▶ **Data excerpts**
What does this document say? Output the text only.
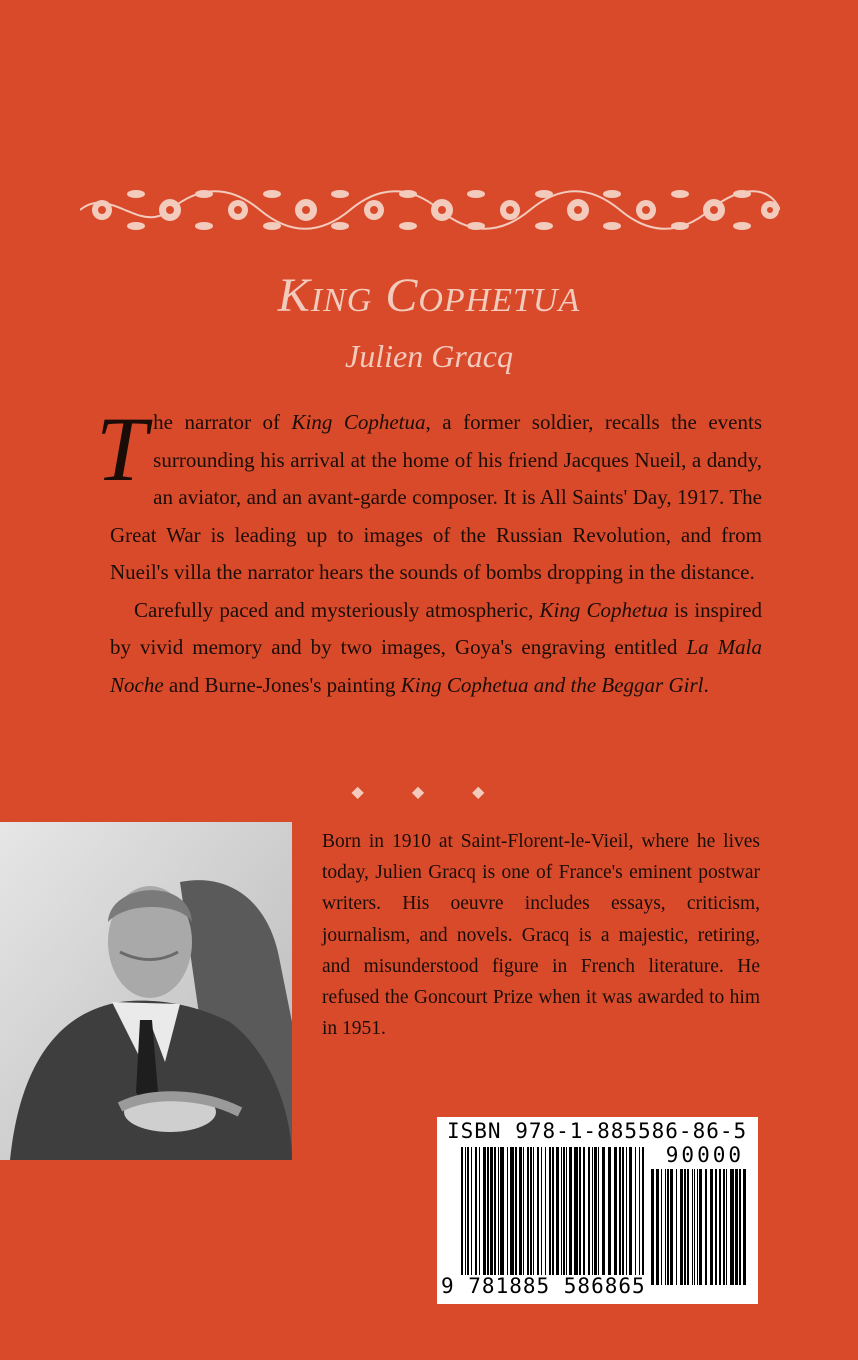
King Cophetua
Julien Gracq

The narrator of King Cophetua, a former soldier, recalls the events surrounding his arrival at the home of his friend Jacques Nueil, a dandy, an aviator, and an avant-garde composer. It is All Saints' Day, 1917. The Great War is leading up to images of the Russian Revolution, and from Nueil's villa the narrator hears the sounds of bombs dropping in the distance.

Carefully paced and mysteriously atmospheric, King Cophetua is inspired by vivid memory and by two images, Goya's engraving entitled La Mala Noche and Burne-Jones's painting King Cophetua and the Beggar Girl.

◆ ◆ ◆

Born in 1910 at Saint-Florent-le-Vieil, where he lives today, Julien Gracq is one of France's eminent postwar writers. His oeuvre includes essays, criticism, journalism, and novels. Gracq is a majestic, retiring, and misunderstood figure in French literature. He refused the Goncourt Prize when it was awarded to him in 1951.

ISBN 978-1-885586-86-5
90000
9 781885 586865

--

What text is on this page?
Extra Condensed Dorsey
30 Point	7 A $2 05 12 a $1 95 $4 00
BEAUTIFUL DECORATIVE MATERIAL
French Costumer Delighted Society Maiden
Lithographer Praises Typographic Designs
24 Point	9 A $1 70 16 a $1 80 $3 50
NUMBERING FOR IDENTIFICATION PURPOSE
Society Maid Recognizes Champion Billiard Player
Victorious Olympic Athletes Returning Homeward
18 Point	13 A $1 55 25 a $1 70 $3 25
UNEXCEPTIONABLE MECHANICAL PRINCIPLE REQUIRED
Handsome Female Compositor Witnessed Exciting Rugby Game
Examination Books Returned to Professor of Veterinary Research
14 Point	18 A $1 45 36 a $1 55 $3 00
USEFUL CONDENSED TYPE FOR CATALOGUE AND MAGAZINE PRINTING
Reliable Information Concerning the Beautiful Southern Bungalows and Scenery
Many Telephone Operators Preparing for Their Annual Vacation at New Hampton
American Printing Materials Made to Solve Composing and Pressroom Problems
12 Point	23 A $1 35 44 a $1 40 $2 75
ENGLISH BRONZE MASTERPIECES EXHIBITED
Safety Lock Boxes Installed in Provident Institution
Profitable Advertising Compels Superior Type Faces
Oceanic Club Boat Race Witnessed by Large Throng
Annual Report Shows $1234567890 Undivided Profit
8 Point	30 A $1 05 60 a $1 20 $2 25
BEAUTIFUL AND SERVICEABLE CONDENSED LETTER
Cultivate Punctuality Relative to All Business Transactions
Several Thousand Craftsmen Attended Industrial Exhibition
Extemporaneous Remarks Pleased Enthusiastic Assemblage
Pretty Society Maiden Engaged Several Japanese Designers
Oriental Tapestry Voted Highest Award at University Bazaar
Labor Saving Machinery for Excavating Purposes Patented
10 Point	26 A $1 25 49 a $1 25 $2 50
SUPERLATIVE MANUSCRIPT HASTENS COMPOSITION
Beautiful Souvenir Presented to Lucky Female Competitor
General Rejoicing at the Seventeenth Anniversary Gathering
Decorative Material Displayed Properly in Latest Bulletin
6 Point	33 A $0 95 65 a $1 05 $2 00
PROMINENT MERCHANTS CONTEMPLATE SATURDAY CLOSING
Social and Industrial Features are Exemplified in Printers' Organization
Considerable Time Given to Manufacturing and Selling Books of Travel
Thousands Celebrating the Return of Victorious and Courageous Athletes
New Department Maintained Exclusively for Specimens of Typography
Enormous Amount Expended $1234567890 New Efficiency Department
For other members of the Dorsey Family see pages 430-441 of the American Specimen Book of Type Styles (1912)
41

▶ **SHORT TASK**
Copy whichever lines in the listing above contain the word "Department".

▶ **RESULT FOR THIS TASK**
New Department Maintained Exclusively for Specimens of Typography
Enormous Amount Expended $1234567890 New Efficiency Department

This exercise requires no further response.